GIVEN REQUEST.
Each line containing the word "Search" should be found and copied.

+-------+

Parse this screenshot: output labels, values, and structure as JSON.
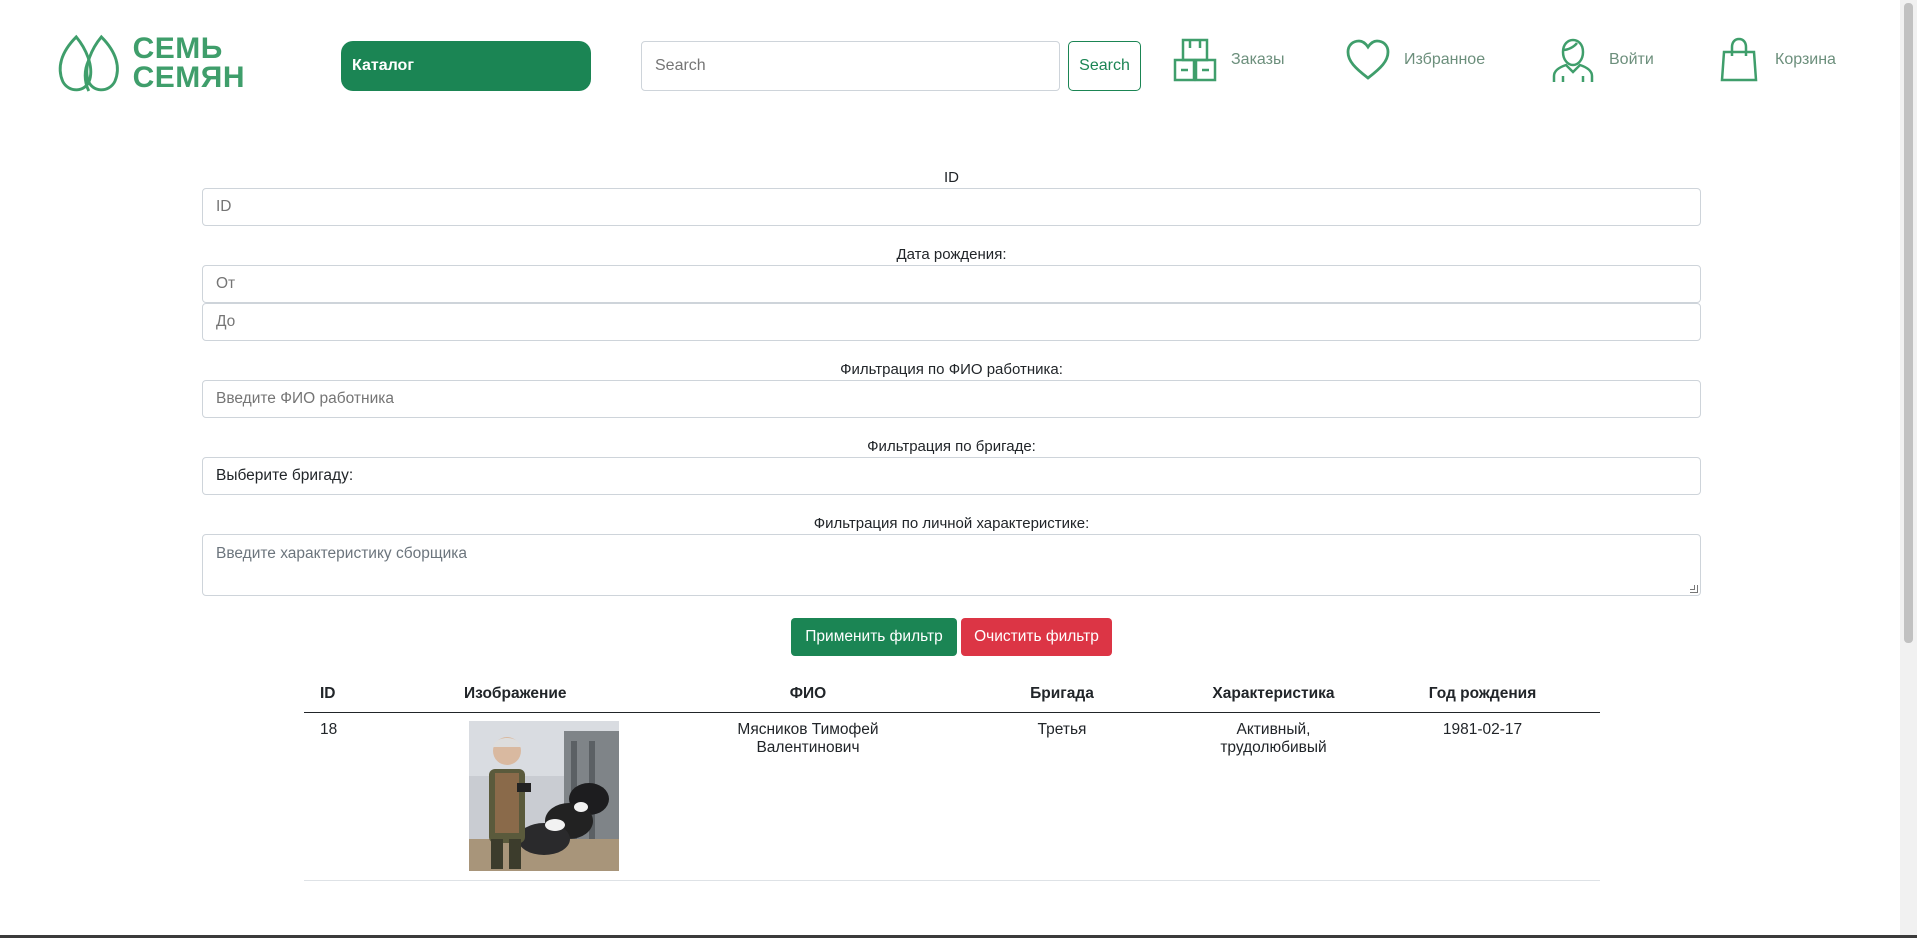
{
  "header": {
    "logo_line1": "СЕМЬ",
    "logo_line2": "СЕМЯН",
    "catalog_label": "Каталог",
    "search_placeholder": "Search",
    "search_button": "Search",
    "nav": {
      "orders": "Заказы",
      "favorites": "Избранное",
      "login": "Войти",
      "cart": "Корзина"
    }
  },
  "form": {
    "id_label": "ID",
    "id_placeholder": "ID",
    "birth_label": "Дата рождения:",
    "birth_from_placeholder": "От",
    "birth_to_placeholder": "До",
    "fio_label": "Фильтрация по ФИО работника:",
    "fio_placeholder": "Введите ФИО работника",
    "brigade_label": "Фильтрация по бригаде:",
    "brigade_value": "Выберите бригаду:",
    "trait_label": "Фильтрация по личной характеристике:",
    "trait_placeholder": "Введите характеристику сборщика",
    "apply_button": "Применить фильтр",
    "clear_button": "Очистить фильтр"
  },
  "table": {
    "headers": [
      "ID",
      "Изображение",
      "ФИО",
      "Бригада",
      "Характеристика",
      "Год рождения"
    ],
    "rows": [
      {
        "id": "18",
        "fio": "Мясников Тимофей Валентинович",
        "brigade": "Третья",
        "trait": "Активный, трудолюбивый",
        "birth": "1981-02-17"
      }
    ]
  },
  "colors": {
    "brand_green": "#1b8554",
    "logo_green": "#3f9e6b",
    "danger_red": "#dc3545"
  }
}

+-------+

SOLUTION TO THIS EXERCISE.
    "search_placeholder": "Search",
    "search_button": "Search",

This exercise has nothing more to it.